Records about charts and figures:

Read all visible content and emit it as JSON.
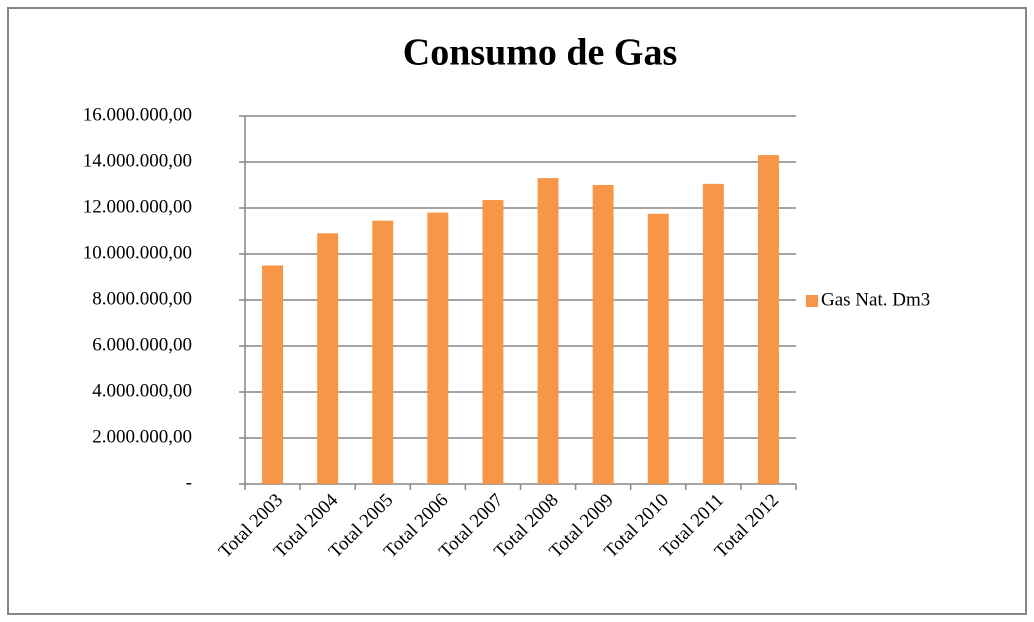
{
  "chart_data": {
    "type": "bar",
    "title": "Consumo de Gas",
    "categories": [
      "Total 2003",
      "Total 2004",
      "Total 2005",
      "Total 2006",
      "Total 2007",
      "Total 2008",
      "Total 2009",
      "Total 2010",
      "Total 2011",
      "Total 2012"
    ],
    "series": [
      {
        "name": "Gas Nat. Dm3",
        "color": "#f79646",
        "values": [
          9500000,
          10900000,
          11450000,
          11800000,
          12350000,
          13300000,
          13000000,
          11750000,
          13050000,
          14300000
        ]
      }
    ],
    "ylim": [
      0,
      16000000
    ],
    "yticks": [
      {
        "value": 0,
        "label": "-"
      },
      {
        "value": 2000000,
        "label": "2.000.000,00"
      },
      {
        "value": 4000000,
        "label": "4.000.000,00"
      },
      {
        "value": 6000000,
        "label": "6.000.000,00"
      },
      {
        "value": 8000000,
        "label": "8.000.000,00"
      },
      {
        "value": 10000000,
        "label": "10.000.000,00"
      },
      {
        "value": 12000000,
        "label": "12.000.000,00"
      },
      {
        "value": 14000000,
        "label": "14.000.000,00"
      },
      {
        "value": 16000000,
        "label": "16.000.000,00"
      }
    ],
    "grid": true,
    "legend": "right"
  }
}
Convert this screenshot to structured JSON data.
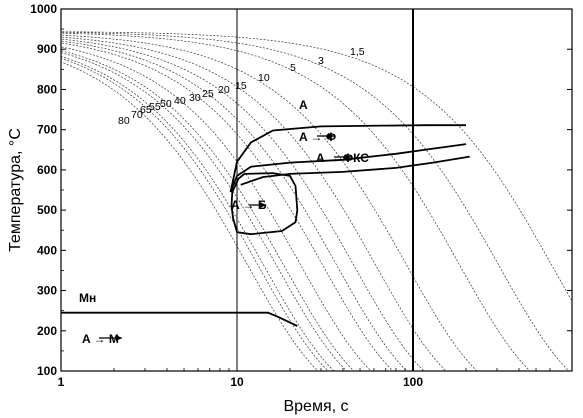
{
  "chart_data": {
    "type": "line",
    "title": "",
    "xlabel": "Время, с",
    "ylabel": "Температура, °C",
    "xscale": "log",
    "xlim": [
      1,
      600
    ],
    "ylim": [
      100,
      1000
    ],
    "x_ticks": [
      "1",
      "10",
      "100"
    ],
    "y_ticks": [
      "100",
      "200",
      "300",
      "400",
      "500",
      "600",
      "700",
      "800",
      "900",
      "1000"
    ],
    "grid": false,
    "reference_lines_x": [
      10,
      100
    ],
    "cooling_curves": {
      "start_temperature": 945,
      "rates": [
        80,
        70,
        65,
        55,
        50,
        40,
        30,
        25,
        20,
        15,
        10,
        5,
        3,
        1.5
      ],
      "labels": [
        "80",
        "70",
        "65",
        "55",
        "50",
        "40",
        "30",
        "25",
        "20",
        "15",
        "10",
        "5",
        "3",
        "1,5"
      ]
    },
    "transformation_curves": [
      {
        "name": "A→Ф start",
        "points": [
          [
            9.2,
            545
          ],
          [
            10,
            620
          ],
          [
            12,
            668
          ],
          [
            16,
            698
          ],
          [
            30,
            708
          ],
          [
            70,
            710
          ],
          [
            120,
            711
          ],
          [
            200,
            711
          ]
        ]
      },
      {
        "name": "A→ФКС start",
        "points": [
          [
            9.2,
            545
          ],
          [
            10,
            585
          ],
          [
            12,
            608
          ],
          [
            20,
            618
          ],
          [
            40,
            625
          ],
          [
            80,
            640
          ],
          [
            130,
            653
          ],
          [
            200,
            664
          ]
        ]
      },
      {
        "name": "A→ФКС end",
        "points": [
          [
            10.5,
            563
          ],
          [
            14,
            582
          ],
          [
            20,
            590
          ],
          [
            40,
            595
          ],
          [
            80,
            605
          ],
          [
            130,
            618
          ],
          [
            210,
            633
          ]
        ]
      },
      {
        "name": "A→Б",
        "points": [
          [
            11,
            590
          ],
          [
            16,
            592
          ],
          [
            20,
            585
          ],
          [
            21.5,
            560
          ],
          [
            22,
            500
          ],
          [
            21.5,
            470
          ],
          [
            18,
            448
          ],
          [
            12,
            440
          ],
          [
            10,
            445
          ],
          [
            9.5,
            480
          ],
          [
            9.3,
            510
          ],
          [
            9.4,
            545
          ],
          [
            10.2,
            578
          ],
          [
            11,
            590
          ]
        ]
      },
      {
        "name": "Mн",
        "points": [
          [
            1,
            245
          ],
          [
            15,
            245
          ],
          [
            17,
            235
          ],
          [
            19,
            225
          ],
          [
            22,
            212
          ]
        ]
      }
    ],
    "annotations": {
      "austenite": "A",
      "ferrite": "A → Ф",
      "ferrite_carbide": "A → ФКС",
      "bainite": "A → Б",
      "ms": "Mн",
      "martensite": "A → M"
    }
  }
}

REQUIREMENTS: Extract each line holding the word "name" from the records.

ANSWER TO THE TASK:
        "name": "Gas Nat. Dm3",
        "name": "A→Ф start",
        "name": "A→ФКС start",
        "name": "A→ФКС end",
        "name": "A→Б",
        "name": "Mн",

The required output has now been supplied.